▶ Your instructions: Report every line below that carries the word "under".

▶ Listed records:
* * * *
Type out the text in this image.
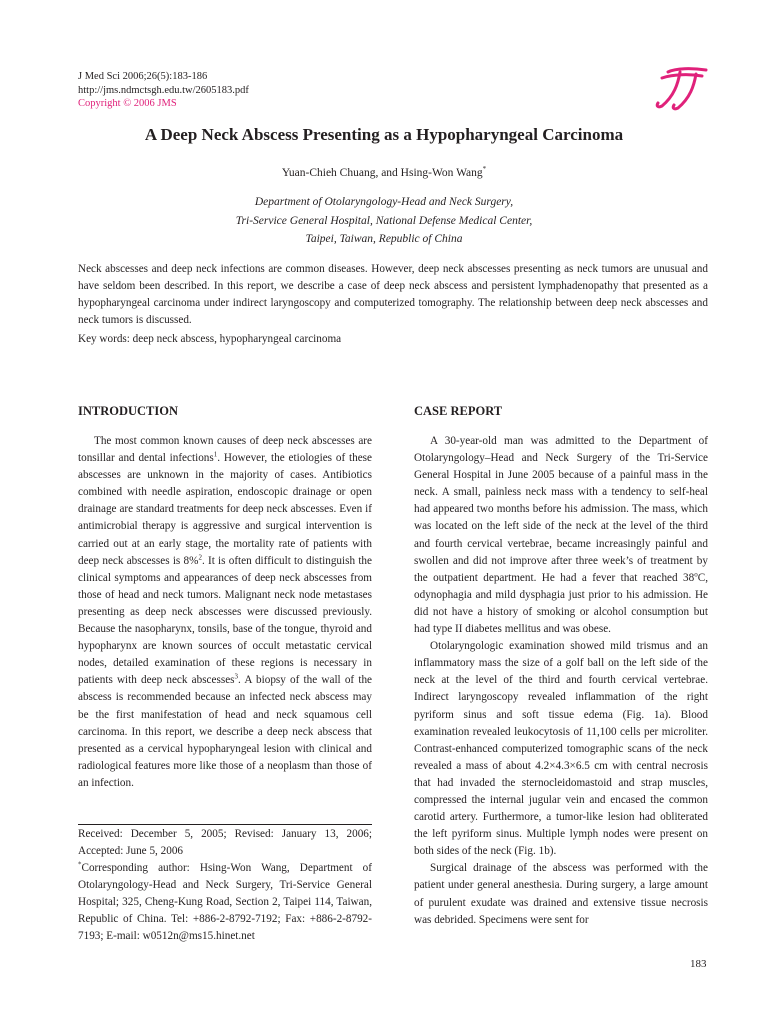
J Med Sci 2006;26(5):183-186
http://jms.ndmctsgh.edu.tw/2605183.pdf
Copyright © 2006 JMS
A Deep Neck Abscess Presenting as a Hypopharyngeal Carcinoma
Yuan-Chieh Chuang, and Hsing-Won Wang*
Department of Otolaryngology-Head and Neck Surgery,
Tri-Service General Hospital, National Defense Medical Center,
Taipei, Taiwan, Republic of China

Neck abscesses and deep neck infections are common diseases. However, deep neck abscesses presenting as neck tumors are unusual and have seldom been described. In this report, we describe a case of deep neck abscess and persistent lymphadenopathy that presented as a hypopharyngeal carcinoma under indirect laryngoscopy and computerized tomography. The relationship between deep neck abscesses and neck tumors is discussed.

Key words: deep neck abscess, hypopharyngeal carcinoma
INTRODUCTION

The most common known causes of deep neck abscesses are tonsillar and dental infections$^1$. However, the etiologies of these abscesses are unknown in the majority of cases. Antibiotics combined with needle aspiration, endoscopic drainage or open drainage are standard treatments for deep neck abscesses. Even if antimicrobial therapy is aggressive and surgical intervention is carried out at an early stage, the mortality rate of patients with deep neck abscesses is 8%$^2$. It is often difficult to distinguish the clinical symptoms and appearances of deep neck abscesses from those of head and neck tumors. Malignant neck node metastases presenting as deep neck abscesses were discussed previously. Because the nasopharynx, tonsils, base of the tongue, thyroid and hypopharynx are known sources of occult metastatic cervical nodes, detailed examination of these regions is necessary in patients with deep neck abscesses$^3$. A biopsy of the wall of the abscess is recommended because an infected neck abscess may be the first manifestation of head and neck squamous cell carcinoma. In this report, we describe a deep neck abscess that presented as a cervical hypopharyngeal lesion with clinical and radiological features more like those of a neoplasm than those of an infection.

Received: December 5, 2005; Revised: January 13, 2006; Accepted: June 5, 2006

*Corresponding author: Hsing-Won Wang, Department of Otolaryngology-Head and Neck Surgery, Tri-Service General Hospital; 325, Cheng-Kung Road, Section 2, Taipei 114, Taiwan, Republic of China. Tel: +886-2-8792-7192; Fax: +886-2-8792-7193; E-mail: w0512n@ms15.hinet.net

CASE REPORT

A 30-year-old man was admitted to the Department of Otolaryngology–Head and Neck Surgery of the Tri-Service General Hospital in June 2005 because of a painful mass in the neck. A small, painless neck mass with a tendency to self-heal had appeared two months before his admission. The mass, which was located on the left side of the neck at the level of the third and fourth cervical vertebrae, became increasingly painful and swollen and did not improve after three week’s of treatment by the outpatient department. He had a fever that reached 38$^o$C, odynophagia and mild dysphagia just prior to his admission. He did not have a history of smoking or alcohol consumption but had type II diabetes mellitus and was obese.

Otolaryngologic examination showed mild trismus and an inflammatory mass the size of a golf ball on the left side of the neck at the level of the third and fourth cervical vertebrae. Indirect laryngoscopy revealed inflammation of the right pyriform sinus and soft tissue edema (Fig. 1a). Blood examination revealed leukocytosis of 11,100 cells per microliter. Contrast-enhanced computerized tomographic scans of the neck revealed a mass of about 4.2×4.3×6.5 cm with central necrosis that had invaded the sternocleidomastoid and strap muscles, compressed the internal jugular vein and encased the common carotid artery. Furthermore, a tumor-like lesion had obliterated the left pyriform sinus. Multiple lymph nodes were present on both sides of the neck (Fig. 1b).

Surgical drainage of the abscess was performed with the patient under general anesthesia. During surgery, a large amount of purulent exudate was drained and extensive tissue necrosis was debrided. Specimens were sent for

183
* * * *
▶ Written response:
Neck abscesses and deep neck infections are common diseases. However, deep neck abscesses presenting as neck tumors are unusual and have seldom been described. In this report, we describe a case of deep neck abscess and persistent lymphadenopathy that presented as a hypopharyngeal carcinoma under indirect laryngoscopy and computerized tomography. The relationship between deep neck abscesses and neck tumors is discussed.
Surgical drainage of the abscess was performed with the patient under general anesthesia. During surgery, a large amount of purulent exudate was drained and extensive tissue necrosis was debrided. Specimens were sent for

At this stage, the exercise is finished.